_TO DO_: In the listing below, count the lines with "accent" and report only the figure.

_DATASET EXTRACT_:
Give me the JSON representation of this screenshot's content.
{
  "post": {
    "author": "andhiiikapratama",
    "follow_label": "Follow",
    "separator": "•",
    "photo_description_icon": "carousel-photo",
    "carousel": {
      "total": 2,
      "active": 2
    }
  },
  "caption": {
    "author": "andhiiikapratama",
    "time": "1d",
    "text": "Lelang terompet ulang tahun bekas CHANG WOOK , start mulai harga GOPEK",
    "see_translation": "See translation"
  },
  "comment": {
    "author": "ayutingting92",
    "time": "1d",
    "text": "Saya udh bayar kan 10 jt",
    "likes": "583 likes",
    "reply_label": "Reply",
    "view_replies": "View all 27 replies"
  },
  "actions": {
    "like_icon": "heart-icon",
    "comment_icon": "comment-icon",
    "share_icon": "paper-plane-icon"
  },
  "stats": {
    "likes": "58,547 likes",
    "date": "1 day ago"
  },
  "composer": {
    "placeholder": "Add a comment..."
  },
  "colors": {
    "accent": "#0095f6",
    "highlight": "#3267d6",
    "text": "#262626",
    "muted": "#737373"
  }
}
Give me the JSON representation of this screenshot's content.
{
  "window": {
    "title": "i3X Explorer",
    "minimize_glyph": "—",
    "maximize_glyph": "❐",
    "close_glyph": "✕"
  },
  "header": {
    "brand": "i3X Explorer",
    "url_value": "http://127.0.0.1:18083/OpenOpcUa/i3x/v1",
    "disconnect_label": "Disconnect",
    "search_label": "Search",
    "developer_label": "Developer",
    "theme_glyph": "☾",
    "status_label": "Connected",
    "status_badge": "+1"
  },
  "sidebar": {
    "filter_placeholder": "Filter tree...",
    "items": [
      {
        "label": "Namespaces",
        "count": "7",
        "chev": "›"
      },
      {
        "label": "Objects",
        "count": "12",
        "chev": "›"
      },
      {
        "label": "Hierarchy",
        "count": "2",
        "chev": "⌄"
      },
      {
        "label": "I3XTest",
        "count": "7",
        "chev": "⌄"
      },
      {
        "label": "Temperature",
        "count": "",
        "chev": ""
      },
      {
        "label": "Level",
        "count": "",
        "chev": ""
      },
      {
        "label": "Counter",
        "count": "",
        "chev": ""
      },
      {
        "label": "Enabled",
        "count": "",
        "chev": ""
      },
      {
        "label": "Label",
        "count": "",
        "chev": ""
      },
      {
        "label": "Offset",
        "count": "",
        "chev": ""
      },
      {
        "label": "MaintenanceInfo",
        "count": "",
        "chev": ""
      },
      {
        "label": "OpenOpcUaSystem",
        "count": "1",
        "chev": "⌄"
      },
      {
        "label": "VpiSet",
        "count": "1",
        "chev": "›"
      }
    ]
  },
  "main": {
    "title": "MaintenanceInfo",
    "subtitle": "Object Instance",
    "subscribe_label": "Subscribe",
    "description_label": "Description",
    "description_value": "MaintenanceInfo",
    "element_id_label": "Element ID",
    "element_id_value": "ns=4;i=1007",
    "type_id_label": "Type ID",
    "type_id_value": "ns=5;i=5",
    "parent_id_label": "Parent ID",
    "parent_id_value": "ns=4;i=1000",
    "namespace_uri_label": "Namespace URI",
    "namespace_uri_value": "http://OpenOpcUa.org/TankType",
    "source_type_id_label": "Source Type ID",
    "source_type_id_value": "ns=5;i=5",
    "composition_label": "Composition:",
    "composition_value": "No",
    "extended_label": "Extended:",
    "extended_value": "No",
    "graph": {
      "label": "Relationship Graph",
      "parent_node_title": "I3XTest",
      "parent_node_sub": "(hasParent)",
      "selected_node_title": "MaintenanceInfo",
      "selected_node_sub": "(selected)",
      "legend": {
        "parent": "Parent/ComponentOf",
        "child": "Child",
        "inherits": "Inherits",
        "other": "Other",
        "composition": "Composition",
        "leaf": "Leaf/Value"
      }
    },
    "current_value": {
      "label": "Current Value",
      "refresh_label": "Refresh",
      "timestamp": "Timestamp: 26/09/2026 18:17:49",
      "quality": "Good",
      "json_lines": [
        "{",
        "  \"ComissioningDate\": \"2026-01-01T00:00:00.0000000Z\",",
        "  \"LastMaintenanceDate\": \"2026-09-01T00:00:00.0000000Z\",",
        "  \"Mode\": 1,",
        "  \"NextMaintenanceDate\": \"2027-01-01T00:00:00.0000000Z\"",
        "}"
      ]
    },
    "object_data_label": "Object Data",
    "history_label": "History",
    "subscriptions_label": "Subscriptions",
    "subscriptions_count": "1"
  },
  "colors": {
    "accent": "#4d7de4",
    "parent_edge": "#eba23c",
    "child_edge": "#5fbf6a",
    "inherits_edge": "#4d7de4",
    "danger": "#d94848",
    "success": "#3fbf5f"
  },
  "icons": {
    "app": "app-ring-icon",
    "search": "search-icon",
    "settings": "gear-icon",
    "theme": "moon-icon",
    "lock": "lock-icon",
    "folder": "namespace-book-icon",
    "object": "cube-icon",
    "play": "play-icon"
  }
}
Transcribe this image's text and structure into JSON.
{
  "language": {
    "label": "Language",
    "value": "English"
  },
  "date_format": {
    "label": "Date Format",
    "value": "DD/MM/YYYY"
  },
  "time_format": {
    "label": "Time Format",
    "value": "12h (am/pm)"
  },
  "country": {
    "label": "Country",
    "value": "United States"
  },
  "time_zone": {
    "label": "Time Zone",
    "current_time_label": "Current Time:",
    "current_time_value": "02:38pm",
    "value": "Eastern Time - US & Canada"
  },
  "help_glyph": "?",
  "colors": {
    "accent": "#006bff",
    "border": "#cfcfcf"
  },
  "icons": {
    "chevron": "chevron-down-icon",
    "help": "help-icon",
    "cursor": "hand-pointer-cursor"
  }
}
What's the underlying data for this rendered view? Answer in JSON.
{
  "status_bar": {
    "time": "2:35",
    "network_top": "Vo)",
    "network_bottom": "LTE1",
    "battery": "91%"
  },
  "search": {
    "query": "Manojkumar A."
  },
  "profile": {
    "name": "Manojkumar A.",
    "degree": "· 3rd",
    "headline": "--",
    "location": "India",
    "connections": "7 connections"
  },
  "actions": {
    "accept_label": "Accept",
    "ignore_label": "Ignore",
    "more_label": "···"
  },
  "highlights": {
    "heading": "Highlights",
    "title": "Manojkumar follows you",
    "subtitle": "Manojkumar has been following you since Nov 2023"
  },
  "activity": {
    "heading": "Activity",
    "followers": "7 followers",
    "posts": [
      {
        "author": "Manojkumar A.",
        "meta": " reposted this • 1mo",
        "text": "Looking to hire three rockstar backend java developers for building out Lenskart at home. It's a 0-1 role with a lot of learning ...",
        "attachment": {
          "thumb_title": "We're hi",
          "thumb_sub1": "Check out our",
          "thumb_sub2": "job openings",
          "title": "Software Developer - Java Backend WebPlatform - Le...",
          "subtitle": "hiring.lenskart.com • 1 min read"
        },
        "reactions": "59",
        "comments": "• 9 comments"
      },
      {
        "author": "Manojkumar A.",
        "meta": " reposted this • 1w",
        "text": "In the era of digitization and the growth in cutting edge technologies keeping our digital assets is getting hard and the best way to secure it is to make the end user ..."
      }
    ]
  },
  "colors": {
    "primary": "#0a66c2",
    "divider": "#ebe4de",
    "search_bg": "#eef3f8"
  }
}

_WORKED SOLUTION_: 3